PROBLEM REQUIREMENTS.
Scan the material that follows. Copy every line containing the word "Sierra".

***** SUPPLIED INFORMATION

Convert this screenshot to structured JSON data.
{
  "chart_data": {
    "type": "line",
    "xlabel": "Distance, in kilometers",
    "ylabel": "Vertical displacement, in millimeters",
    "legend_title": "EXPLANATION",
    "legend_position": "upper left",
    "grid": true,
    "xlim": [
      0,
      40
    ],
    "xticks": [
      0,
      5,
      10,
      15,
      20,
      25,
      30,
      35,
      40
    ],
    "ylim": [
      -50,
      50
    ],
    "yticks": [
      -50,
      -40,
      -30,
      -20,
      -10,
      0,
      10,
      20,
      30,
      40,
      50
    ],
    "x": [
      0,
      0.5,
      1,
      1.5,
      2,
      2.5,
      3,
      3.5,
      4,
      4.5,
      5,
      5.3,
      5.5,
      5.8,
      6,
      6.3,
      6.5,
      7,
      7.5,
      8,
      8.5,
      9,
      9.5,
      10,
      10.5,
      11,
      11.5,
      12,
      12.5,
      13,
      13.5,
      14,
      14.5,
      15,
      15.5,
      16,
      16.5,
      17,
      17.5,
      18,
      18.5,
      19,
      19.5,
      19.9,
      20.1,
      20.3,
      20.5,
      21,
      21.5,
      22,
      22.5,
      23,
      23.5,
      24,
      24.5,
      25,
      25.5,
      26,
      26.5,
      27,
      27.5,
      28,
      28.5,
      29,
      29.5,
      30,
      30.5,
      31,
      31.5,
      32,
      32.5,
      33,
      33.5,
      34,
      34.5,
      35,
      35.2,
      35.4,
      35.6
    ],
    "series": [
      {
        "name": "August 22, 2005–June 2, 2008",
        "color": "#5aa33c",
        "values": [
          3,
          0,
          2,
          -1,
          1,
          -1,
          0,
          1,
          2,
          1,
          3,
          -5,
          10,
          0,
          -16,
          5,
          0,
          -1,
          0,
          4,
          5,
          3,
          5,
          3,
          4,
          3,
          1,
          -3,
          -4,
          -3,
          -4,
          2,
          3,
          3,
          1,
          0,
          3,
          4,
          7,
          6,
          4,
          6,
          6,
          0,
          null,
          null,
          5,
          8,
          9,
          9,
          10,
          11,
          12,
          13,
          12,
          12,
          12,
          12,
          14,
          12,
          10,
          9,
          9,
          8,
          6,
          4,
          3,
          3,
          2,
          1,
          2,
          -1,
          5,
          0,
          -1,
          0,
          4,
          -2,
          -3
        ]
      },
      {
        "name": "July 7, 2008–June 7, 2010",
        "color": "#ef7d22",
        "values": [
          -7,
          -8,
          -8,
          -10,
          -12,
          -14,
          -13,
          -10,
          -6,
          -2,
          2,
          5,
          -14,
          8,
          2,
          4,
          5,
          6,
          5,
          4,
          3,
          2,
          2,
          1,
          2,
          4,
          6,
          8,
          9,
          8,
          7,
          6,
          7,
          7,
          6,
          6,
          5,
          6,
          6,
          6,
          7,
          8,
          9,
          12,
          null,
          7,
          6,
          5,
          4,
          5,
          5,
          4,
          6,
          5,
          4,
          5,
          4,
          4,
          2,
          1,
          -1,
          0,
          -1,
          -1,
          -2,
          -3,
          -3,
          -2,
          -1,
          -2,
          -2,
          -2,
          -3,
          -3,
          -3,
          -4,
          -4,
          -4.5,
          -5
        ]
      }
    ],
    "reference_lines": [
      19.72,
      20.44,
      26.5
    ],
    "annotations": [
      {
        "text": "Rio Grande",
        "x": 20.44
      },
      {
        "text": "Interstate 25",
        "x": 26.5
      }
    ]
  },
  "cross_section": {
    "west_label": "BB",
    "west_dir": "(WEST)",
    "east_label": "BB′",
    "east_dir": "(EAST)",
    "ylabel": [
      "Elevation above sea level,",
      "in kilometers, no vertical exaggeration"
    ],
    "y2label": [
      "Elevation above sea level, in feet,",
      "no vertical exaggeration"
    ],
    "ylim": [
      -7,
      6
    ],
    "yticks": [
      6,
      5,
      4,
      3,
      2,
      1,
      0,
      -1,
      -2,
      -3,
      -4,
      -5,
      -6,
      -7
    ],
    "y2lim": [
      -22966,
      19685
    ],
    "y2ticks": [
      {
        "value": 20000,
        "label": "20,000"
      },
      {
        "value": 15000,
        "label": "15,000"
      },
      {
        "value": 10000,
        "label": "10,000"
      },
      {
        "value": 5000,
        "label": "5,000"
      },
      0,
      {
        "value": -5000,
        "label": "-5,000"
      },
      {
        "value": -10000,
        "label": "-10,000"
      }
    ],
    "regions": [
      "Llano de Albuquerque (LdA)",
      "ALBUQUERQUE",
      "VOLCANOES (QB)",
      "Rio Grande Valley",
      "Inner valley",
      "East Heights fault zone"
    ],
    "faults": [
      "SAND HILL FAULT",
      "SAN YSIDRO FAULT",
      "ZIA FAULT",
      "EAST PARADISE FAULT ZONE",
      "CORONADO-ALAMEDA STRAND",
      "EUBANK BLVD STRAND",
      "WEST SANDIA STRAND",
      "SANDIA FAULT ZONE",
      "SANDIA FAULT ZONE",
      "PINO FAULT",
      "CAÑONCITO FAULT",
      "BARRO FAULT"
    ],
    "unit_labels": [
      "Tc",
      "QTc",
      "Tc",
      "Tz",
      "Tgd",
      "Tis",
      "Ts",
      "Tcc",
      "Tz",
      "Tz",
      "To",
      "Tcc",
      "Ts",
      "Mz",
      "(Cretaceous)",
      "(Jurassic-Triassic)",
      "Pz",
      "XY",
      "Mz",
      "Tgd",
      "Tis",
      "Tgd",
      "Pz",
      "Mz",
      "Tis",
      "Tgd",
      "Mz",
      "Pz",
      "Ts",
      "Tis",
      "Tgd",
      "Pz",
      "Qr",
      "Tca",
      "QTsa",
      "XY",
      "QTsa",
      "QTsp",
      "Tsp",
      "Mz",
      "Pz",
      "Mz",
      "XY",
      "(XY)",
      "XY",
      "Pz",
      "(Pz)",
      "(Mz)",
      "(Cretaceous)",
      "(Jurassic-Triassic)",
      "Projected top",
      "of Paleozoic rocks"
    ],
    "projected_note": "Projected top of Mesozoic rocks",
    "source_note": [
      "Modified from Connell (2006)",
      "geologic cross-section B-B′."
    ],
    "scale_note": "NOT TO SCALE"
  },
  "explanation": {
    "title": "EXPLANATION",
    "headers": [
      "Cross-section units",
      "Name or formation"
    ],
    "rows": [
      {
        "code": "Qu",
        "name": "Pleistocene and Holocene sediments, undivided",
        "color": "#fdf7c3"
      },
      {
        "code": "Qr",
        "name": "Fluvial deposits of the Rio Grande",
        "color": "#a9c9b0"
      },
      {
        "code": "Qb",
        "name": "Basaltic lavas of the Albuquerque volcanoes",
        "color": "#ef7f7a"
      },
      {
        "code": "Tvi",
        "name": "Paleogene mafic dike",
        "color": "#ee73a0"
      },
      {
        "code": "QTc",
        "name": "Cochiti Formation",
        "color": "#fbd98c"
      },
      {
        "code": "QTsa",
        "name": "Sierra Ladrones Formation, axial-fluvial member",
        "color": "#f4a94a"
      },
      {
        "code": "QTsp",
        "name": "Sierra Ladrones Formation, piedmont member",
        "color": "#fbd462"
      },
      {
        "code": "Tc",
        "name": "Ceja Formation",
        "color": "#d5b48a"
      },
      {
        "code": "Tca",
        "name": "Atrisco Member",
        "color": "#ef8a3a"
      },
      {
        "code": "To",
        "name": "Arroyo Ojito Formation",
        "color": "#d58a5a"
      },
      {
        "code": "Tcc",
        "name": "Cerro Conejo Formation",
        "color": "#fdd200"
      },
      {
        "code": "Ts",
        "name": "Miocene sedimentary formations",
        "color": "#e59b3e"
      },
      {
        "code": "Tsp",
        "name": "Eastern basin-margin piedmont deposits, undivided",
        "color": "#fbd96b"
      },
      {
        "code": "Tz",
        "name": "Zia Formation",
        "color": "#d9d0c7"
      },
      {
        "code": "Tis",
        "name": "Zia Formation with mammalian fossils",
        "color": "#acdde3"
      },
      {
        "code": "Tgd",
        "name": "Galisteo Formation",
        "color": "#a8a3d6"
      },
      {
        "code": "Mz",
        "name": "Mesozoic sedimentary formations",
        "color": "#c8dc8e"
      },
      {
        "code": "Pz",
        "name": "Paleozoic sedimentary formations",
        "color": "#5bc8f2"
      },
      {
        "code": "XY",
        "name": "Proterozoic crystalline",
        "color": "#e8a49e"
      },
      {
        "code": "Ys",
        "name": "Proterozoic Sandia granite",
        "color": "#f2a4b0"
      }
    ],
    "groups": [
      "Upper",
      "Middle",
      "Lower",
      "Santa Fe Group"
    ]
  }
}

**********

TASK ANSWER.
        "name": "Sierra Ladrones Formation, axial-fluvial member",
        "name": "Sierra Ladrones Formation, piedmont member",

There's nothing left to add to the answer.